Source records
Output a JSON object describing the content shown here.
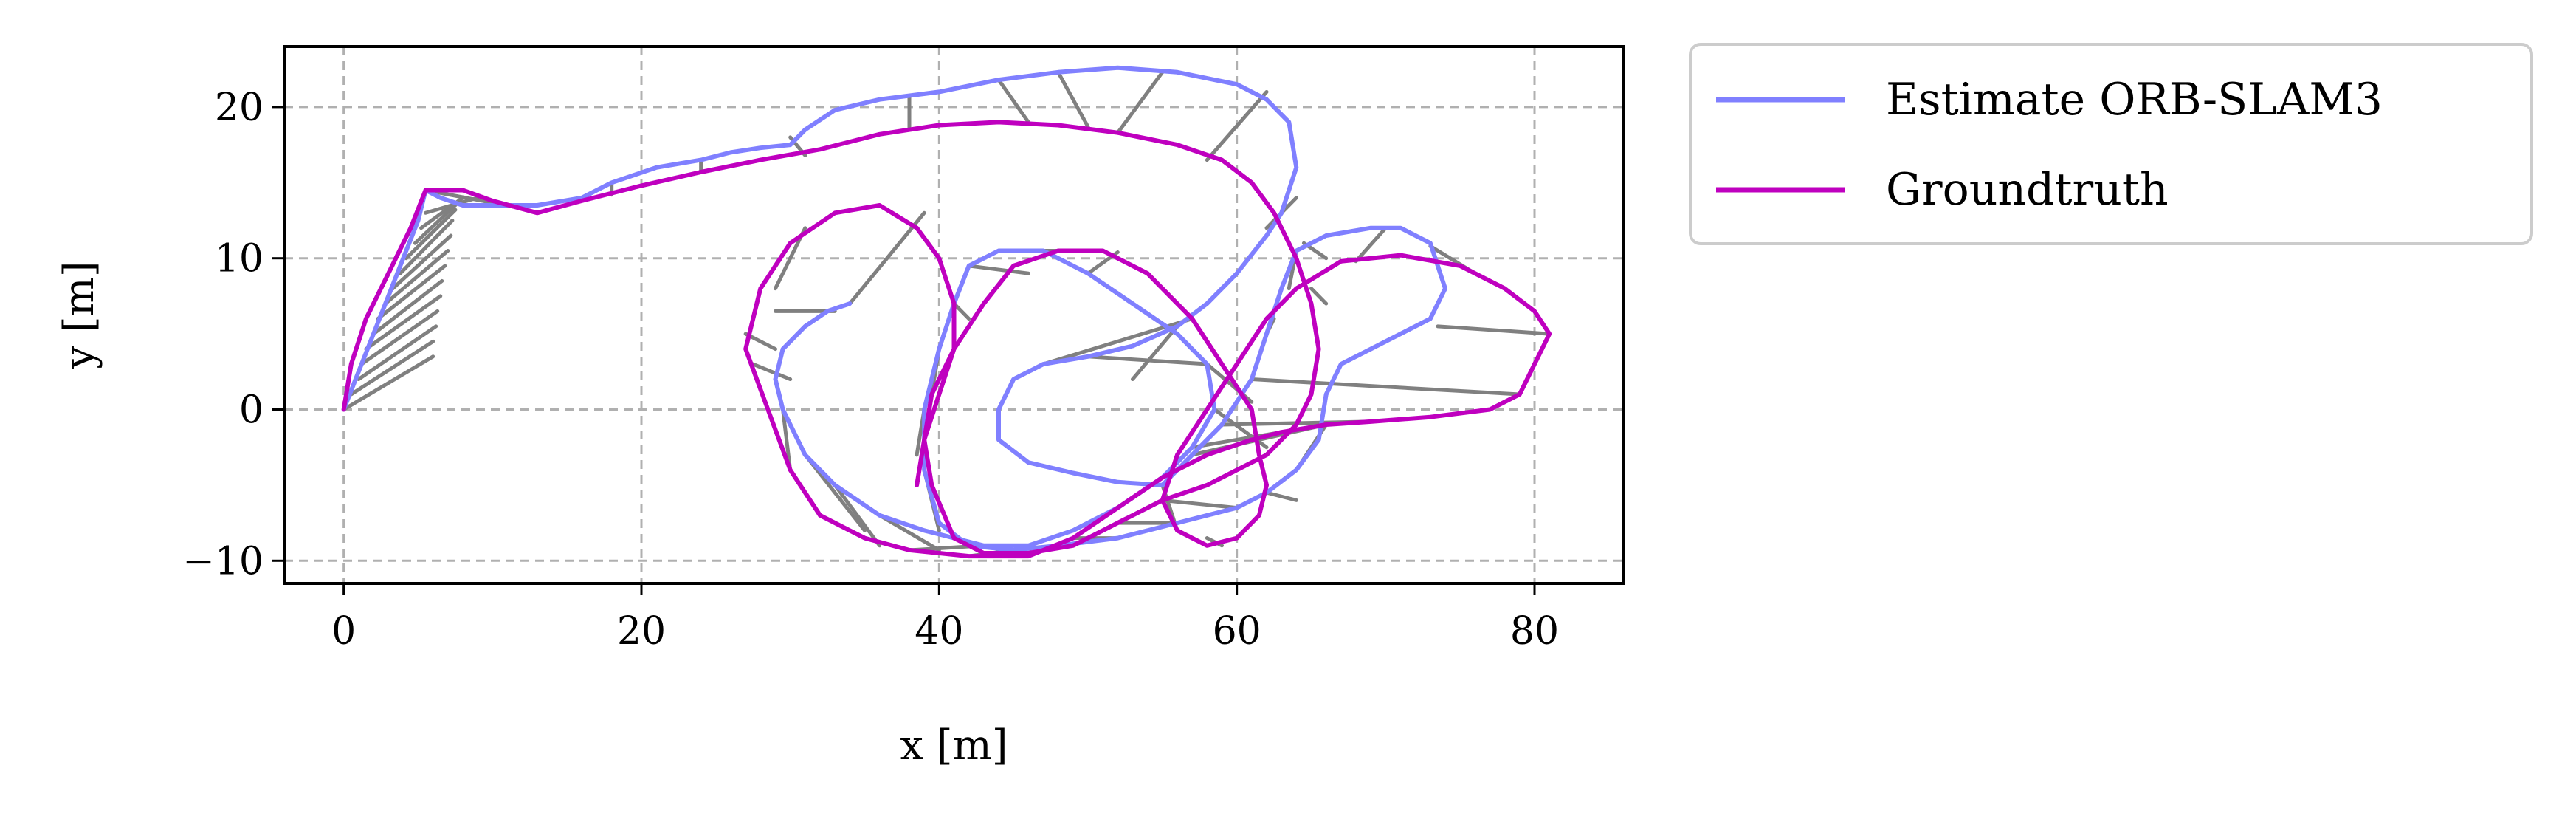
{
  "chart_data": {
    "type": "line",
    "title": "",
    "xlabel": "x [m]",
    "ylabel": "y [m]",
    "xlim": [
      -4,
      86
    ],
    "ylim": [
      -11.5,
      24
    ],
    "xticks": [
      0,
      20,
      40,
      60,
      80
    ],
    "yticks": [
      -10,
      0,
      10,
      20
    ],
    "xtick_labels": [
      "0",
      "20",
      "40",
      "60",
      "80"
    ],
    "ytick_labels": [
      "−10",
      "0",
      "10",
      "20"
    ],
    "grid": true,
    "legend_position": "outside-upper-right",
    "series": [
      {
        "name": "Estimate ORB-SLAM3",
        "color": "#8080ff",
        "points": [
          [
            0,
            0
          ],
          [
            1,
            2.5
          ],
          [
            2,
            5
          ],
          [
            3,
            7.5
          ],
          [
            4,
            10
          ],
          [
            5,
            12.5
          ],
          [
            5.5,
            14.5
          ],
          [
            6.5,
            14
          ],
          [
            8,
            13.5
          ],
          [
            10,
            13.5
          ],
          [
            13,
            13.5
          ],
          [
            16,
            14
          ],
          [
            18,
            15
          ],
          [
            21,
            16
          ],
          [
            24,
            16.5
          ],
          [
            26,
            17
          ],
          [
            28,
            17.3
          ],
          [
            30,
            17.5
          ],
          [
            31,
            18.5
          ],
          [
            33,
            19.8
          ],
          [
            36,
            20.5
          ],
          [
            40,
            21
          ],
          [
            44,
            21.8
          ],
          [
            48,
            22.3
          ],
          [
            52,
            22.6
          ],
          [
            56,
            22.3
          ],
          [
            60,
            21.5
          ],
          [
            62,
            20.5
          ],
          [
            63.5,
            19
          ],
          [
            64,
            16
          ],
          [
            63,
            13
          ],
          [
            62,
            11.5
          ],
          [
            60,
            9
          ],
          [
            58,
            7
          ],
          [
            56,
            5.5
          ],
          [
            53,
            4.2
          ],
          [
            50,
            3.5
          ],
          [
            47,
            3
          ],
          [
            45,
            2
          ],
          [
            44,
            0
          ],
          [
            44,
            -2
          ],
          [
            46,
            -3.5
          ],
          [
            49,
            -4.2
          ],
          [
            52,
            -4.8
          ],
          [
            55,
            -5
          ],
          [
            57,
            -3
          ],
          [
            59,
            -1
          ],
          [
            61,
            2
          ],
          [
            62,
            5
          ],
          [
            63,
            8
          ],
          [
            64,
            10.5
          ],
          [
            66,
            11.5
          ],
          [
            69,
            12
          ],
          [
            71,
            12
          ],
          [
            73,
            11
          ],
          [
            74,
            8
          ],
          [
            73,
            6
          ],
          [
            71,
            5
          ],
          [
            69,
            4
          ],
          [
            67,
            3
          ],
          [
            66,
            1
          ],
          [
            65.5,
            -2
          ],
          [
            64,
            -4
          ],
          [
            62,
            -5.5
          ],
          [
            60,
            -6.5
          ],
          [
            56,
            -7.5
          ],
          [
            52,
            -8.5
          ],
          [
            48,
            -9
          ],
          [
            45,
            -9.3
          ],
          [
            42,
            -9
          ],
          [
            40,
            -7.5
          ],
          [
            39,
            -4
          ],
          [
            39,
            0
          ],
          [
            40,
            4
          ],
          [
            41,
            7
          ],
          [
            42,
            9.5
          ],
          [
            44,
            10.5
          ],
          [
            47,
            10.5
          ],
          [
            50,
            9
          ],
          [
            53,
            7
          ],
          [
            56,
            5
          ],
          [
            58,
            3
          ],
          [
            58.5,
            0
          ],
          [
            57,
            -2.5
          ],
          [
            55,
            -4.5
          ],
          [
            52,
            -6.5
          ],
          [
            49,
            -8
          ],
          [
            46,
            -9
          ],
          [
            43,
            -9
          ],
          [
            39,
            -8
          ],
          [
            36,
            -7
          ],
          [
            33,
            -5
          ],
          [
            31,
            -3
          ],
          [
            29.5,
            0
          ],
          [
            29,
            2
          ],
          [
            29.5,
            4
          ],
          [
            31,
            5.5
          ],
          [
            32.5,
            6.5
          ],
          [
            34,
            7
          ]
        ]
      },
      {
        "name": "Groundtruth",
        "color": "#bf00bf",
        "points": [
          [
            0,
            0
          ],
          [
            0.5,
            3
          ],
          [
            1.5,
            6
          ],
          [
            3,
            9
          ],
          [
            4.5,
            12
          ],
          [
            5.5,
            14.5
          ],
          [
            8,
            14.5
          ],
          [
            10,
            13.8
          ],
          [
            13,
            13
          ],
          [
            16,
            13.8
          ],
          [
            20,
            14.8
          ],
          [
            24,
            15.7
          ],
          [
            28,
            16.5
          ],
          [
            32,
            17.2
          ],
          [
            36,
            18.2
          ],
          [
            40,
            18.8
          ],
          [
            44,
            19
          ],
          [
            48,
            18.8
          ],
          [
            52,
            18.3
          ],
          [
            56,
            17.5
          ],
          [
            59,
            16.5
          ],
          [
            61,
            15
          ],
          [
            62.5,
            13
          ],
          [
            64,
            10
          ],
          [
            65,
            7
          ],
          [
            65.5,
            4
          ],
          [
            65,
            1
          ],
          [
            64,
            -1
          ],
          [
            62,
            -3
          ],
          [
            60,
            -4
          ],
          [
            58,
            -5
          ],
          [
            55,
            -6
          ],
          [
            52,
            -7.5
          ],
          [
            49,
            -9
          ],
          [
            46,
            -9.5
          ],
          [
            43,
            -9.5
          ],
          [
            41,
            -8.5
          ],
          [
            39.5,
            -5
          ],
          [
            39,
            -2
          ],
          [
            39.5,
            1
          ],
          [
            41,
            4
          ],
          [
            43,
            7
          ],
          [
            45,
            9.5
          ],
          [
            48,
            10.5
          ],
          [
            51,
            10.5
          ],
          [
            54,
            9
          ],
          [
            57,
            6
          ],
          [
            59,
            3
          ],
          [
            61,
            0
          ],
          [
            61.5,
            -3
          ],
          [
            62,
            -5
          ],
          [
            61.5,
            -7
          ],
          [
            60,
            -8.5
          ],
          [
            58,
            -9
          ],
          [
            56,
            -8
          ],
          [
            55,
            -6
          ],
          [
            56,
            -3
          ],
          [
            58,
            0
          ],
          [
            60,
            3
          ],
          [
            62,
            6
          ],
          [
            64,
            8
          ],
          [
            67,
            9.8
          ],
          [
            71,
            10.2
          ],
          [
            75,
            9.5
          ],
          [
            78,
            8
          ],
          [
            80,
            6.5
          ],
          [
            81,
            5
          ],
          [
            80,
            3
          ],
          [
            79,
            1
          ],
          [
            77,
            0
          ],
          [
            73,
            -0.5
          ],
          [
            69,
            -0.8
          ],
          [
            66,
            -1
          ],
          [
            63,
            -1.5
          ],
          [
            61,
            -2
          ],
          [
            58,
            -3
          ],
          [
            55,
            -4.5
          ],
          [
            52,
            -6.5
          ],
          [
            49,
            -8.5
          ],
          [
            46,
            -9.7
          ],
          [
            42,
            -9.7
          ],
          [
            38,
            -9.3
          ],
          [
            35,
            -8.5
          ],
          [
            32,
            -7
          ],
          [
            30,
            -4
          ],
          [
            28.5,
            0
          ],
          [
            27,
            4
          ],
          [
            28,
            8
          ],
          [
            30,
            11
          ],
          [
            33,
            13
          ],
          [
            36,
            13.5
          ],
          [
            38.5,
            12
          ],
          [
            40,
            10
          ],
          [
            41,
            7
          ],
          [
            41,
            4
          ],
          [
            40,
            1
          ],
          [
            39,
            -2
          ],
          [
            38.5,
            -5
          ]
        ]
      }
    ],
    "residual_segments": [
      [
        [
          0,
          0
        ],
        [
          6,
          3.5
        ]
      ],
      [
        [
          0.5,
          1
        ],
        [
          6,
          4.5
        ]
      ],
      [
        [
          1,
          2
        ],
        [
          6.2,
          5.5
        ]
      ],
      [
        [
          1.2,
          3
        ],
        [
          6.3,
          6.5
        ]
      ],
      [
        [
          1.5,
          4
        ],
        [
          6.5,
          7.5
        ]
      ],
      [
        [
          2,
          5
        ],
        [
          6.6,
          8.5
        ]
      ],
      [
        [
          2.3,
          6
        ],
        [
          6.8,
          9.5
        ]
      ],
      [
        [
          2.8,
          7
        ],
        [
          7,
          10.5
        ]
      ],
      [
        [
          3.3,
          8
        ],
        [
          7.2,
          11.5
        ]
      ],
      [
        [
          3.8,
          9
        ],
        [
          7.3,
          12.5
        ]
      ],
      [
        [
          4.2,
          10
        ],
        [
          7.5,
          13.2
        ]
      ],
      [
        [
          4.8,
          11
        ],
        [
          7.7,
          13.7
        ]
      ],
      [
        [
          5.2,
          12
        ],
        [
          8,
          14
        ]
      ],
      [
        [
          5.5,
          13
        ],
        [
          9,
          14
        ]
      ],
      [
        [
          5.5,
          14.5
        ],
        [
          12,
          13.3
        ]
      ],
      [
        [
          18,
          15
        ],
        [
          18,
          14.2
        ]
      ],
      [
        [
          24,
          16.5
        ],
        [
          24,
          15.7
        ]
      ],
      [
        [
          30,
          18
        ],
        [
          31,
          16.8
        ]
      ],
      [
        [
          38,
          20.7
        ],
        [
          38,
          18.5
        ]
      ],
      [
        [
          44,
          21.8
        ],
        [
          46,
          19
        ]
      ],
      [
        [
          48,
          22.3
        ],
        [
          50,
          18.7
        ]
      ],
      [
        [
          55,
          22.3
        ],
        [
          52,
          18.3
        ]
      ],
      [
        [
          62,
          21
        ],
        [
          58,
          16.5
        ]
      ],
      [
        [
          64,
          14
        ],
        [
          62,
          12
        ]
      ],
      [
        [
          64,
          10.5
        ],
        [
          63.5,
          8
        ]
      ],
      [
        [
          64.5,
          11
        ],
        [
          66,
          10
        ]
      ],
      [
        [
          65,
          8
        ],
        [
          66,
          7
        ]
      ],
      [
        [
          70,
          12
        ],
        [
          68,
          9.8
        ]
      ],
      [
        [
          73,
          10.8
        ],
        [
          76,
          9
        ]
      ],
      [
        [
          73.5,
          5.5
        ],
        [
          81,
          5
        ]
      ],
      [
        [
          31,
          12
        ],
        [
          29,
          8
        ]
      ],
      [
        [
          34,
          7
        ],
        [
          39,
          13
        ]
      ],
      [
        [
          33,
          6.5
        ],
        [
          29,
          6.5
        ]
      ],
      [
        [
          29,
          4
        ],
        [
          27,
          5
        ]
      ],
      [
        [
          30,
          2
        ],
        [
          27.5,
          3
        ]
      ],
      [
        [
          29.5,
          0
        ],
        [
          30,
          -4
        ]
      ],
      [
        [
          31,
          -3
        ],
        [
          35,
          -8
        ]
      ],
      [
        [
          33,
          -5
        ],
        [
          36,
          -9
        ]
      ],
      [
        [
          36,
          -7
        ],
        [
          40,
          -9.3
        ]
      ],
      [
        [
          39,
          -4
        ],
        [
          40,
          -8
        ]
      ],
      [
        [
          39,
          0
        ],
        [
          38.5,
          -3
        ]
      ],
      [
        [
          40,
          4
        ],
        [
          39.5,
          1
        ]
      ],
      [
        [
          41,
          7
        ],
        [
          42,
          6
        ]
      ],
      [
        [
          42,
          9.5
        ],
        [
          46,
          9
        ]
      ],
      [
        [
          44,
          10.5
        ],
        [
          48,
          10.5
        ]
      ],
      [
        [
          50,
          9
        ],
        [
          52,
          10.4
        ]
      ],
      [
        [
          47,
          3
        ],
        [
          57,
          6
        ]
      ],
      [
        [
          50,
          3.5
        ],
        [
          58,
          3
        ]
      ],
      [
        [
          56,
          5.5
        ],
        [
          53,
          2
        ]
      ],
      [
        [
          58,
          3
        ],
        [
          61,
          0.5
        ]
      ],
      [
        [
          58.5,
          0
        ],
        [
          62,
          -2.5
        ]
      ],
      [
        [
          57,
          -2.5
        ],
        [
          63,
          -1.5
        ]
      ],
      [
        [
          55,
          -4.5
        ],
        [
          58,
          -3
        ]
      ],
      [
        [
          57,
          -3
        ],
        [
          66,
          -1
        ]
      ],
      [
        [
          59,
          -1
        ],
        [
          69,
          -0.8
        ]
      ],
      [
        [
          61,
          2
        ],
        [
          79,
          1
        ]
      ],
      [
        [
          62,
          5
        ],
        [
          62.5,
          6
        ]
      ],
      [
        [
          64,
          -4
        ],
        [
          66,
          -1
        ]
      ],
      [
        [
          62,
          -5.5
        ],
        [
          64,
          -6
        ]
      ],
      [
        [
          60,
          -6.5
        ],
        [
          55,
          -6
        ]
      ],
      [
        [
          56,
          -7.5
        ],
        [
          52,
          -7.5
        ]
      ],
      [
        [
          52,
          -8.5
        ],
        [
          49,
          -8.5
        ]
      ],
      [
        [
          48,
          -9
        ],
        [
          46,
          -9.6
        ]
      ],
      [
        [
          45,
          -9.3
        ],
        [
          42,
          -9.7
        ]
      ],
      [
        [
          43,
          -9
        ],
        [
          38,
          -9.3
        ]
      ],
      [
        [
          55,
          -5
        ],
        [
          56,
          -8
        ]
      ],
      [
        [
          59,
          -9
        ],
        [
          58,
          -8.5
        ]
      ]
    ],
    "residual_color": "#808080"
  }
}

### Given task
Ascertain the number of lines in the entries that include the word "name", and report only that number.

### The answer
2